## Task description
Can you output the material exactly as written, minus any pictures it holds?

## Dataset rows
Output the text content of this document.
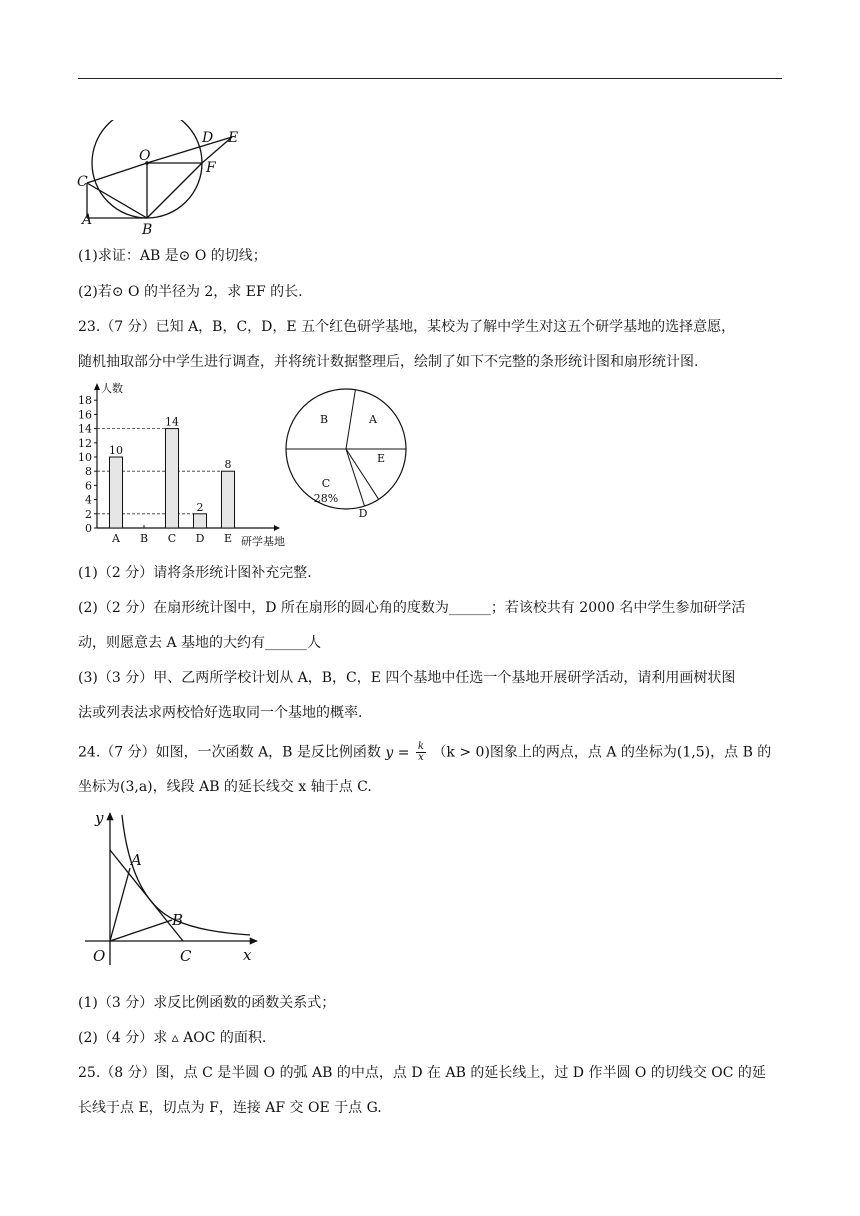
O
C
A
B
D E
F
(1)求证：AB 是⊙ O 的切线；
(2)若⊙ O 的半径为 2，求 EF 的长.
23.（7 分）已知 A，B，C，D，E 五个红色研学基地，某校为了解中学生对这五个研学基地的选择意愿，
随机抽取部分中学生进行调查，并将统计数据整理后，绘制了如下不完整的条形统计图和扇形统计图.
人数
研学基地
0
2
4
6
8
10
12
14
16
18
10
A B
14
C
2
D
8
E
A
E
D
C
28%
B
(1)（2 分）请将条形统计图补充完整.
(2)（2 分）在扇形统计图中，D 所在扇形的圆心角的度数为______；若该校共有 2000 名中学生参加研学活
动，则愿意去 A 基地的大约有______人
(3)（3 分）甲、乙两所学校计划从 A，B，C，E 四个基地中任选一个基地开展研学活动，请利用画树状图
法或列表法求两校恰好选取同一个基地的概率.
24.（7 分）如图，一次函数 A，B 是反比例函数 $y = \frac{k}{x} (k > 0)$图象上的两点，点 A 的坐标为(1,5)，点 B 的
坐标为(3,a)，线段 AB 的延长线交 x 轴于点 C.
y
x
O
A
B
C
(1)（3 分）求反比例函数的函数关系式；
(2)（4 分）求 ▵ AOC 的面积.
25.（8 分）图，点 C 是半圆 O 的弧 AB 的中点，点 D 在 AB 的延长线上，过 D 作半圆 O 的切线交 OC 的延
长线于点 E，切点为 F，连接 AF 交 OE 于点 G.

## Output below
Output the text content of this document.
O
C
A
B
D E
F
(1)求证：AB 是⊙ O 的切线；
(2)若⊙ O 的半径为 2，求 EF 的长.
23.（7 分）已知 A，B，C，D，E 五个红色研学基地，某校为了解中学生对这五个研学基地的选择意愿，
随机抽取部分中学生进行调查，并将统计数据整理后，绘制了如下不完整的条形统计图和扇形统计图.
人数
研学基地
0
2
4
6
8
10
12
14
16
18
10
A B
14
C
2
D
8
E
A
E
D
C
28%
B
(1)（2 分）请将条形统计图补充完整.
(2)（2 分）在扇形统计图中，D 所在扇形的圆心角的度数为______；若该校共有 2000 名中学生参加研学活
动，则愿意去 A 基地的大约有______人
(3)（3 分）甲、乙两所学校计划从 A，B，C，E 四个基地中任选一个基地开展研学活动，请利用画树状图
法或列表法求两校恰好选取同一个基地的概率.
24.（7 分）如图，一次函数 A，B 是反比例函数 $y = \frac{k}{x} (k > 0)$图象上的两点，点 A 的坐标为(1,5)，点 B 的
坐标为(3,a)，线段 AB 的延长线交 x 轴于点 C.
y
x
O
A
B
C
(1)（3 分）求反比例函数的函数关系式；
(2)（4 分）求 ▵ AOC 的面积.
25.（8 分）图，点 C 是半圆 O 的弧 AB 的中点，点 D 在 AB 的延长线上，过 D 作半圆 O 的切线交 OC 的延
长线于点 E，切点为 F，连接 AF 交 OE 于点 G.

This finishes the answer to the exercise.